→ Working data
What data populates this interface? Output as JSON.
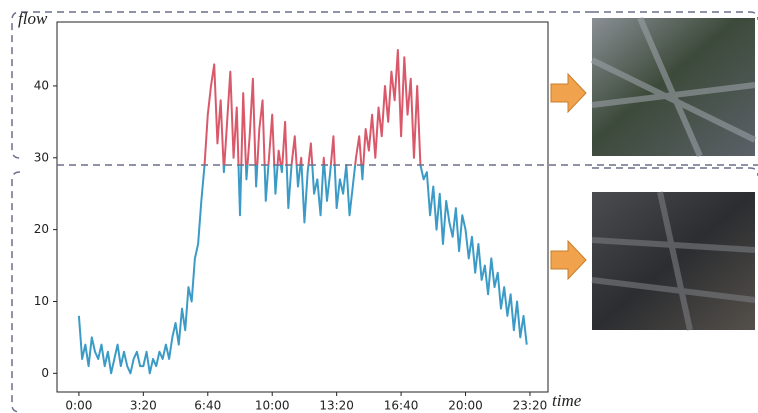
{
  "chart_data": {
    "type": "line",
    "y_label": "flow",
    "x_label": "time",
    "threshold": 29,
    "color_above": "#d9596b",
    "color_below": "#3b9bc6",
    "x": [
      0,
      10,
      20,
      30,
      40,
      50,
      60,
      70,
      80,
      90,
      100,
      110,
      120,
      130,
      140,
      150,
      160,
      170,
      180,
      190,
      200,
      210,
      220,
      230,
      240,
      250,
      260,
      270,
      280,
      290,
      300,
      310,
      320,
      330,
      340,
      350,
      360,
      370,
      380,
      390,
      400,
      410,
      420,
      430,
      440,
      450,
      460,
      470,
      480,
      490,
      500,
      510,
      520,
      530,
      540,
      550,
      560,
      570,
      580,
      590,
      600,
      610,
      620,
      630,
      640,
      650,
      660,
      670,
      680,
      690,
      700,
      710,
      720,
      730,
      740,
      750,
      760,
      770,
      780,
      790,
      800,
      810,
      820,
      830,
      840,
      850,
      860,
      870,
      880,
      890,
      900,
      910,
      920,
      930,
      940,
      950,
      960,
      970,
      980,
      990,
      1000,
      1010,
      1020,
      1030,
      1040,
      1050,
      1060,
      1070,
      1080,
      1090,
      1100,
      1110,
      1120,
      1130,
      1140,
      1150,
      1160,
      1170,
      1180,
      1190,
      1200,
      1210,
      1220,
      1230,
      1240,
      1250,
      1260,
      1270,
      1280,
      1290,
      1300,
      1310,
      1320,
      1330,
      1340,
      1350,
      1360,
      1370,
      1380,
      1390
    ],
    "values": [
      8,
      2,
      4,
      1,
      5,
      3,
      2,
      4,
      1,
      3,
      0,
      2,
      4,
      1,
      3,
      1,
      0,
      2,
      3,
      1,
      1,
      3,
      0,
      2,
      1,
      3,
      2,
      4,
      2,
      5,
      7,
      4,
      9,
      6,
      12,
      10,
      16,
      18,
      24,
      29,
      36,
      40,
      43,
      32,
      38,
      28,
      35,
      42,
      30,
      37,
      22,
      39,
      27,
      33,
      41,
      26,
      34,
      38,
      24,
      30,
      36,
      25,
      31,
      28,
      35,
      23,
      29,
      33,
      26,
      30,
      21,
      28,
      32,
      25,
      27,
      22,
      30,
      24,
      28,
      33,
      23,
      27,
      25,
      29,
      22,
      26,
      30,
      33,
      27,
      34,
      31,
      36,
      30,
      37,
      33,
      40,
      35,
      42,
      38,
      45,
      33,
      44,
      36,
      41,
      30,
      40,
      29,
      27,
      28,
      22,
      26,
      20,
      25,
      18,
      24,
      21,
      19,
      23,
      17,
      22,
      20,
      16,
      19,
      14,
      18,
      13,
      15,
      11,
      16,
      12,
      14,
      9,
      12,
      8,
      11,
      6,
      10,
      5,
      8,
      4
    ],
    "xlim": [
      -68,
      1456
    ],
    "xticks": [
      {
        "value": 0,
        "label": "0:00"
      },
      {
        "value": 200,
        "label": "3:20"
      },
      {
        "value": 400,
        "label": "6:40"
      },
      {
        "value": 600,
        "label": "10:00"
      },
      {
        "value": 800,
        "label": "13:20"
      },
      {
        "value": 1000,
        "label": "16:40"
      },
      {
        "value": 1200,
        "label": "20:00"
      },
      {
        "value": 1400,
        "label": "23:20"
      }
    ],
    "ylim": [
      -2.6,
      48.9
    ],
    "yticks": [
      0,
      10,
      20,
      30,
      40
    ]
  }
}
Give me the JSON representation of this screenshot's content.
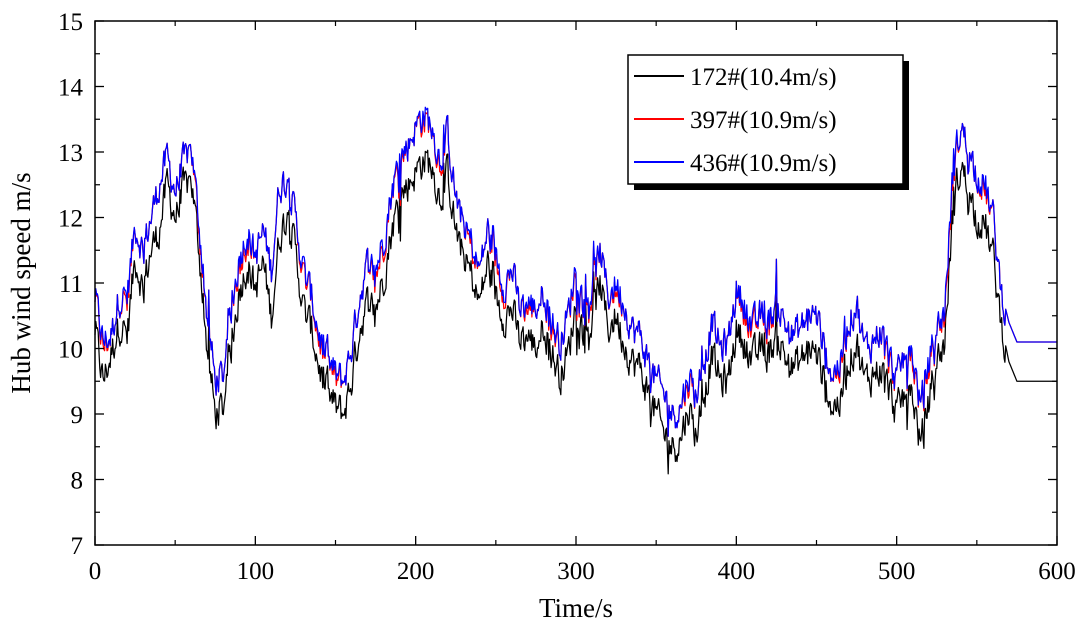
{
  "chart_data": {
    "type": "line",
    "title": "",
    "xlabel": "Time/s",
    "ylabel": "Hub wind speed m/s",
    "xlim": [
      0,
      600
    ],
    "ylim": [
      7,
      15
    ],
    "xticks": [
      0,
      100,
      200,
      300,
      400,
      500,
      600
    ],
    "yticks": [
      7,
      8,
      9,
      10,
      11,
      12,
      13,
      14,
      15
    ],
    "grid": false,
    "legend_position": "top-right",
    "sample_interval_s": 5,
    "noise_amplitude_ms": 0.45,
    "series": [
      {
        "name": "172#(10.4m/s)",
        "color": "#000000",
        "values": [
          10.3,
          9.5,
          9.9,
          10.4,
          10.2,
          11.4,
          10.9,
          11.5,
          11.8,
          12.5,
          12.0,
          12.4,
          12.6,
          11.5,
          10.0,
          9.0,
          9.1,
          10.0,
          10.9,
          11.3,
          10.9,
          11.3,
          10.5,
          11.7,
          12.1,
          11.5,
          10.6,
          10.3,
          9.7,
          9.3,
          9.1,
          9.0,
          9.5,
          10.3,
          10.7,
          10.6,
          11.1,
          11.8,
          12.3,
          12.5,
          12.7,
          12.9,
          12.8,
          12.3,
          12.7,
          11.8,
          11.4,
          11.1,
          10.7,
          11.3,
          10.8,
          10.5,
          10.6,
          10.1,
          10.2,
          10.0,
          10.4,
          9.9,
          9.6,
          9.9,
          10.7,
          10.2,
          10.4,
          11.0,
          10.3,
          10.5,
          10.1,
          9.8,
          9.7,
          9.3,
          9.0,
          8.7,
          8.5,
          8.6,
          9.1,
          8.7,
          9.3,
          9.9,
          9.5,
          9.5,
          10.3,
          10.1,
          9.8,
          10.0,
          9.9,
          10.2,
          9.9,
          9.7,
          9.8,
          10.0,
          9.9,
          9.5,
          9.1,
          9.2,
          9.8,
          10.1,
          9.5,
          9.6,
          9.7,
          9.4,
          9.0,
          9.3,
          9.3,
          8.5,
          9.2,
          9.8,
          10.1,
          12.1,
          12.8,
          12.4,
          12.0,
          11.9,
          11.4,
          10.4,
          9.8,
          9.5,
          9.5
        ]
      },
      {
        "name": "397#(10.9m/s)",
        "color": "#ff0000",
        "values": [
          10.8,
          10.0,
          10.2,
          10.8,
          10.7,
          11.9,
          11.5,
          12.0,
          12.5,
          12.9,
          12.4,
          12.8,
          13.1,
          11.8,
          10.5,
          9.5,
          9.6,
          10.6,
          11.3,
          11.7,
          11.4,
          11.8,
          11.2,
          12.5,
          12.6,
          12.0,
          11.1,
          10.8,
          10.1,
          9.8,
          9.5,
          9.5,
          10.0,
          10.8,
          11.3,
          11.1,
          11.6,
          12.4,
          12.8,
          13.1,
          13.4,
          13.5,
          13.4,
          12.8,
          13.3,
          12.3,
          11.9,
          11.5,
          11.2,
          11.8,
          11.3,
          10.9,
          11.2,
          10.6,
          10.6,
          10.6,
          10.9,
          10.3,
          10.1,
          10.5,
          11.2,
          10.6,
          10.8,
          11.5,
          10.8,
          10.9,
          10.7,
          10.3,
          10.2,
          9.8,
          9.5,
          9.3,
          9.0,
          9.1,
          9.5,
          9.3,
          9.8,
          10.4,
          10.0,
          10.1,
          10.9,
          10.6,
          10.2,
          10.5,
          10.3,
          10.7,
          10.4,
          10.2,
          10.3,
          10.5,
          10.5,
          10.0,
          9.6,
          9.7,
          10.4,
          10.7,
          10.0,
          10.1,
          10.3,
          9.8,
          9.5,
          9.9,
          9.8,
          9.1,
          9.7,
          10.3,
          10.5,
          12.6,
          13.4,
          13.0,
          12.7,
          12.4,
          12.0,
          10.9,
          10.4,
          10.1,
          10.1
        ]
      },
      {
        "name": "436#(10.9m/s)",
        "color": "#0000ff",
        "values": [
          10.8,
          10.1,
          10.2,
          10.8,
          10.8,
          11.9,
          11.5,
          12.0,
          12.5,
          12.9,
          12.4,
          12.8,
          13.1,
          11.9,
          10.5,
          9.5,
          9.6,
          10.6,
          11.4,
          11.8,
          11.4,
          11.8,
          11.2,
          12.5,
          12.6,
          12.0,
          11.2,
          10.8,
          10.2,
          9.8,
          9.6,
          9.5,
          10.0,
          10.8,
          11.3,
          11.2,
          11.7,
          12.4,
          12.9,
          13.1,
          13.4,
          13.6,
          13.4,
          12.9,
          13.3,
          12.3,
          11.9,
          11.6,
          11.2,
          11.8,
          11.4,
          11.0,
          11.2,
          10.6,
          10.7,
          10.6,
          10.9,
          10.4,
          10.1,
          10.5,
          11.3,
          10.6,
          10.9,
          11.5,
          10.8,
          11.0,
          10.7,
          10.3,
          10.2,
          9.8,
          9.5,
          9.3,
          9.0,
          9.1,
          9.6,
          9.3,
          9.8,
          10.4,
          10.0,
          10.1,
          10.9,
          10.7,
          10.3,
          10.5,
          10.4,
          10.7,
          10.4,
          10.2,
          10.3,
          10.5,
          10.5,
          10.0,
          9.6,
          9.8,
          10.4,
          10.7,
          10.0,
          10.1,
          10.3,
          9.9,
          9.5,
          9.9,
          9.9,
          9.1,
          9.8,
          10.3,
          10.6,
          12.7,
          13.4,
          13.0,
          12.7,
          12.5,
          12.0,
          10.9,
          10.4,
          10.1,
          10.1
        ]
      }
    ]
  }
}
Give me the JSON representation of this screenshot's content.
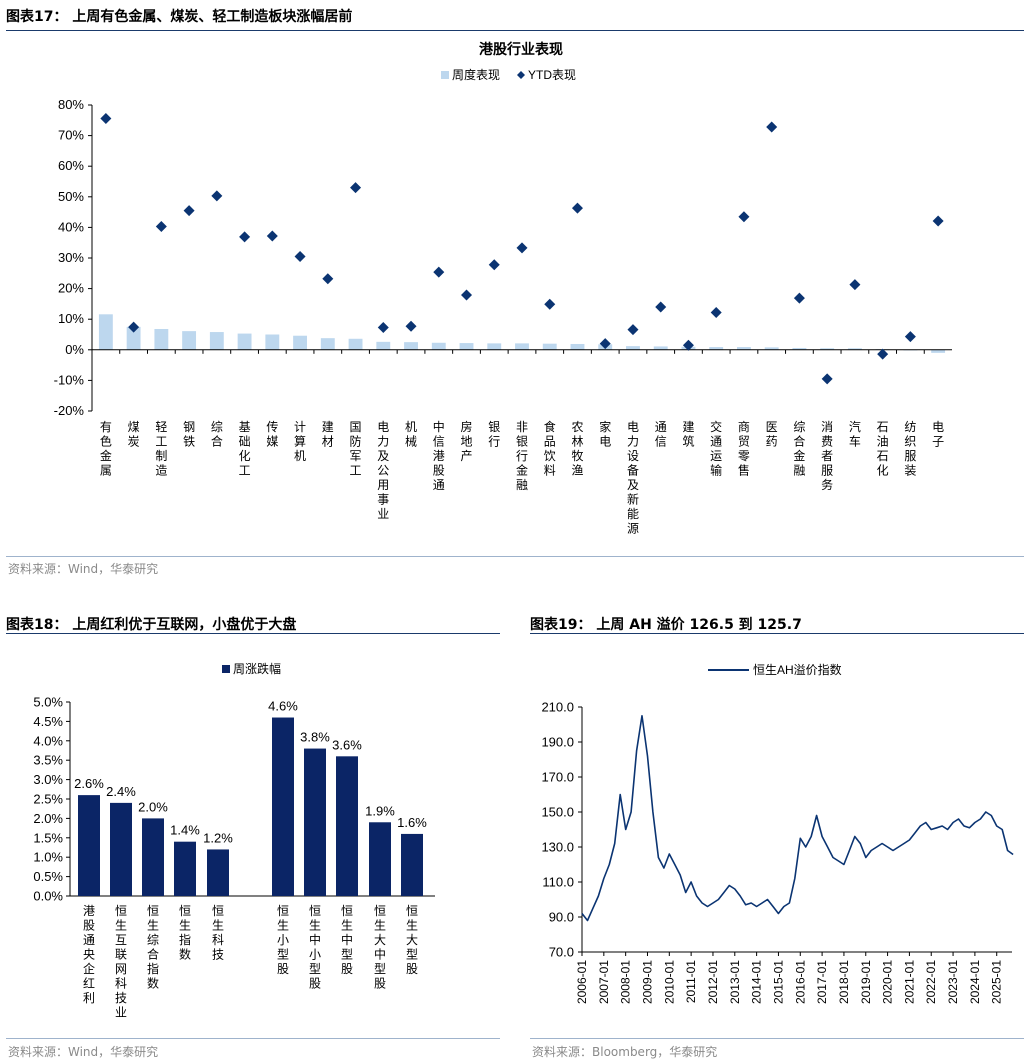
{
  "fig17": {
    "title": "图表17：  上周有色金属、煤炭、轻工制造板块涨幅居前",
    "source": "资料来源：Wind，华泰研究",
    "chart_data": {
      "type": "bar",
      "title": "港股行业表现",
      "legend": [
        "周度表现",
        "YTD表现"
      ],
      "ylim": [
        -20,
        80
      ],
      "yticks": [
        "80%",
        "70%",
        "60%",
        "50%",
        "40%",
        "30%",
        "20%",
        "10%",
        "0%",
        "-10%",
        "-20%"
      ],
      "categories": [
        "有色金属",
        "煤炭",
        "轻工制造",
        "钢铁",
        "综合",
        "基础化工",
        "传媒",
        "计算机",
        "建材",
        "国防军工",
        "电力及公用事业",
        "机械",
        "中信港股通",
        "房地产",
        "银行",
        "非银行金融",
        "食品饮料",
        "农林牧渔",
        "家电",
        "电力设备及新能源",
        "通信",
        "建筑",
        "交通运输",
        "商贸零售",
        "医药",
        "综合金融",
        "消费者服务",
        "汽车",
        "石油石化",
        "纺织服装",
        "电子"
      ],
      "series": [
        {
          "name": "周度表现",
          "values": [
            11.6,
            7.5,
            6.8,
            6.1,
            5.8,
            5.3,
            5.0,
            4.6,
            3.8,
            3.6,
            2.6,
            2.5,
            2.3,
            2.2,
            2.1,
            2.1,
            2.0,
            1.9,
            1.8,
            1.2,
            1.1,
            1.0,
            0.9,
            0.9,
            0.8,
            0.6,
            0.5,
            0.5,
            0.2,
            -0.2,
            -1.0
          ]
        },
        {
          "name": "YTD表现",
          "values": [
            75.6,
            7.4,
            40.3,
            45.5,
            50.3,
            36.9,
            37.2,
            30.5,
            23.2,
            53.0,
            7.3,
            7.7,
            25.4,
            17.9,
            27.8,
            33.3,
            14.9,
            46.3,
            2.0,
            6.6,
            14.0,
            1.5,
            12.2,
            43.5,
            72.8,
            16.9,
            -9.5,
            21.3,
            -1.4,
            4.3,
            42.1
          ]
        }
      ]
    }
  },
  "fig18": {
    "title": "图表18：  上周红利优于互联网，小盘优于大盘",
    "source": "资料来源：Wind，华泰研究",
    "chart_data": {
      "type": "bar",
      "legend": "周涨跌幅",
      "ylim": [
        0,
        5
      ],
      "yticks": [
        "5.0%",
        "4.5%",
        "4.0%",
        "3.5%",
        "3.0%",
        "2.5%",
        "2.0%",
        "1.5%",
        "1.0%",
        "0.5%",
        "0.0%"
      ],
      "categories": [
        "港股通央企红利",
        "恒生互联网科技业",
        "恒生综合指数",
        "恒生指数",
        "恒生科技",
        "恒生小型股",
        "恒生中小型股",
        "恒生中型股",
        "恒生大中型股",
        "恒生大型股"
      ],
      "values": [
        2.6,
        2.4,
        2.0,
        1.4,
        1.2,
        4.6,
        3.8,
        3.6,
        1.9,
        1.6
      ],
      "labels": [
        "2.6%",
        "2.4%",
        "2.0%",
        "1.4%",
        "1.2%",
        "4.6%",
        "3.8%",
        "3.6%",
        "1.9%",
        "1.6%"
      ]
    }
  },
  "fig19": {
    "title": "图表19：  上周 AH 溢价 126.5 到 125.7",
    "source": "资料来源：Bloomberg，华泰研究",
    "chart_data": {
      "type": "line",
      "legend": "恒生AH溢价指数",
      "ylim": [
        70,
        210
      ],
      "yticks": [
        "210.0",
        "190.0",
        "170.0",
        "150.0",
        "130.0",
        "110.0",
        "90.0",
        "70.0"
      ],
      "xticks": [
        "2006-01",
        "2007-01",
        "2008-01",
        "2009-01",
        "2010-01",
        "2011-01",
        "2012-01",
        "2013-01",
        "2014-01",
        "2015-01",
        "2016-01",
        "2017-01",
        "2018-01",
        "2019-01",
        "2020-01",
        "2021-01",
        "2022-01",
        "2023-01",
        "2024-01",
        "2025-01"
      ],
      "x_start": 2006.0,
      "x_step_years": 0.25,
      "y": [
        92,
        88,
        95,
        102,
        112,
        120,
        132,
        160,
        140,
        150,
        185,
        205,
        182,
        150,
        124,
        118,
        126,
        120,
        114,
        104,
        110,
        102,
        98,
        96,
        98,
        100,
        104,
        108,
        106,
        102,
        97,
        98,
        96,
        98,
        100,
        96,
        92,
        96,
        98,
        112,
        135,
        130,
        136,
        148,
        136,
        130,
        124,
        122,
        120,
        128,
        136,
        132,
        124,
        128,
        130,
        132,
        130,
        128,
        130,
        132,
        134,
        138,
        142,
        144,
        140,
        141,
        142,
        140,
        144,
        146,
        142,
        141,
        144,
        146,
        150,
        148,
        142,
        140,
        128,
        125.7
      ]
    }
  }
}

→ Your task
Look through the material and copy each line that has "title".

→ Output
    "title": "",
    "title": "图表17：  上周有色金属、煤炭、轻工制造板块涨幅居前",
      "title": "港股行业表现",
    "title": "图表18：  上周红利优于互联网，小盘优于大盘",
    "title": "图表19：  上周 AH 溢价 126.5 到 125.7",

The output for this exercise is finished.